What is needed: Copy out all lines of the records in which the word "remercier" appears.

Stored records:

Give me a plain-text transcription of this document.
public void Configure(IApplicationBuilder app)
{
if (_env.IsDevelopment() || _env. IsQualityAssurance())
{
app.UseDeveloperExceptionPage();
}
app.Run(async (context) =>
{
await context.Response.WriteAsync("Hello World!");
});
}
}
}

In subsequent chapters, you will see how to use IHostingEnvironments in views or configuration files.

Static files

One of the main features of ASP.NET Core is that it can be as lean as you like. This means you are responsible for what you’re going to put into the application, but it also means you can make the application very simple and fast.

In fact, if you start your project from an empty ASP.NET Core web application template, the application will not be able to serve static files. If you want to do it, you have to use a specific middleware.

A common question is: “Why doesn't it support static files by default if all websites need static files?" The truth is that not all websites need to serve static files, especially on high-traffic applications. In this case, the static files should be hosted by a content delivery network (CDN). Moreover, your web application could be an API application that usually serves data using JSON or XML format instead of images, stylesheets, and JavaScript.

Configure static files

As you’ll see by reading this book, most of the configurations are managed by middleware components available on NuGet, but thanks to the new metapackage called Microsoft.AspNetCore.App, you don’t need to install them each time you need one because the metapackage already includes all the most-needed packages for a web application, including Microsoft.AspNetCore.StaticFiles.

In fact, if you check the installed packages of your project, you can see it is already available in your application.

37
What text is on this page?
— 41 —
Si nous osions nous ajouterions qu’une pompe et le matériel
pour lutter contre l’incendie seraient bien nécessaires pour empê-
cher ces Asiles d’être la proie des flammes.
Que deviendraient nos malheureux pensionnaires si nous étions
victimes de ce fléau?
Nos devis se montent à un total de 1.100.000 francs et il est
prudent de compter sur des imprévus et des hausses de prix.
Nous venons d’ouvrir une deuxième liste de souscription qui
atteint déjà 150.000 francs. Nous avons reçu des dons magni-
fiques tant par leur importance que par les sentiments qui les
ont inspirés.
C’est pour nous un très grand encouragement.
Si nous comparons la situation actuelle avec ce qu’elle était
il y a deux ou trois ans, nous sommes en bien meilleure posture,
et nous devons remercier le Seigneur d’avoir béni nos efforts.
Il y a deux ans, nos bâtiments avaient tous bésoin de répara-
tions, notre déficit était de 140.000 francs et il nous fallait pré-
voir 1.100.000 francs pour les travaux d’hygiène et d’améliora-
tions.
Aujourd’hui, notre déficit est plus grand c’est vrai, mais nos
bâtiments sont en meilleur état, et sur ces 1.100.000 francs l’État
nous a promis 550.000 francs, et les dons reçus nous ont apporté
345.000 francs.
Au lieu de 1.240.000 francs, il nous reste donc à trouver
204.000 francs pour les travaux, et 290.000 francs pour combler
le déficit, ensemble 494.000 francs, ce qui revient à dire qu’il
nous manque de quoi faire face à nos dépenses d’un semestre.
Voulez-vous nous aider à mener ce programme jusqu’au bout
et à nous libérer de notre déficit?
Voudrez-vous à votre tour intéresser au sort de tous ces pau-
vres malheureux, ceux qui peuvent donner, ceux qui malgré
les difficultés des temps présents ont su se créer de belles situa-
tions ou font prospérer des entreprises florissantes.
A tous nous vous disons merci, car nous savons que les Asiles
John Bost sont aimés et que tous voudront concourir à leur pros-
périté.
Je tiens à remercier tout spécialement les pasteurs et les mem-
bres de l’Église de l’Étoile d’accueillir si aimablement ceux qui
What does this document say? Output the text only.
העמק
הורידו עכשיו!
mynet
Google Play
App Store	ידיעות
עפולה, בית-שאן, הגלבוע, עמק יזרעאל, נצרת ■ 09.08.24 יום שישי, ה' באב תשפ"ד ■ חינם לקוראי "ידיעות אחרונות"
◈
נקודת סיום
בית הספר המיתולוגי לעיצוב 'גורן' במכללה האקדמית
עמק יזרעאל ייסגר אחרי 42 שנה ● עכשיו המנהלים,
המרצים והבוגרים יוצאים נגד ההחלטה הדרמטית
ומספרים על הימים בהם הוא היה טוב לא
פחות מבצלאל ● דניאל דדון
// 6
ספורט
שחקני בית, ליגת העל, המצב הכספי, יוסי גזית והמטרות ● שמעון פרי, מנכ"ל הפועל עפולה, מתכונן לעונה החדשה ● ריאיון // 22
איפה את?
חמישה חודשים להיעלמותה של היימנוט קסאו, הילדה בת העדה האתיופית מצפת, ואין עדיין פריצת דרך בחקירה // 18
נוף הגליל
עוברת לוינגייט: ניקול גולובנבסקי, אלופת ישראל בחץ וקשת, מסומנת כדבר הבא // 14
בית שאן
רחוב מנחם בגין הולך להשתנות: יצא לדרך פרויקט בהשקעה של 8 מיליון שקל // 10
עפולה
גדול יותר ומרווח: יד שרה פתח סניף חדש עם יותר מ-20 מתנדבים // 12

Correct result:
et nous devons remercier le Seigneur d’avoir béni nos efforts.
Je tiens à remercier tout spécialement les pasteurs et les mem-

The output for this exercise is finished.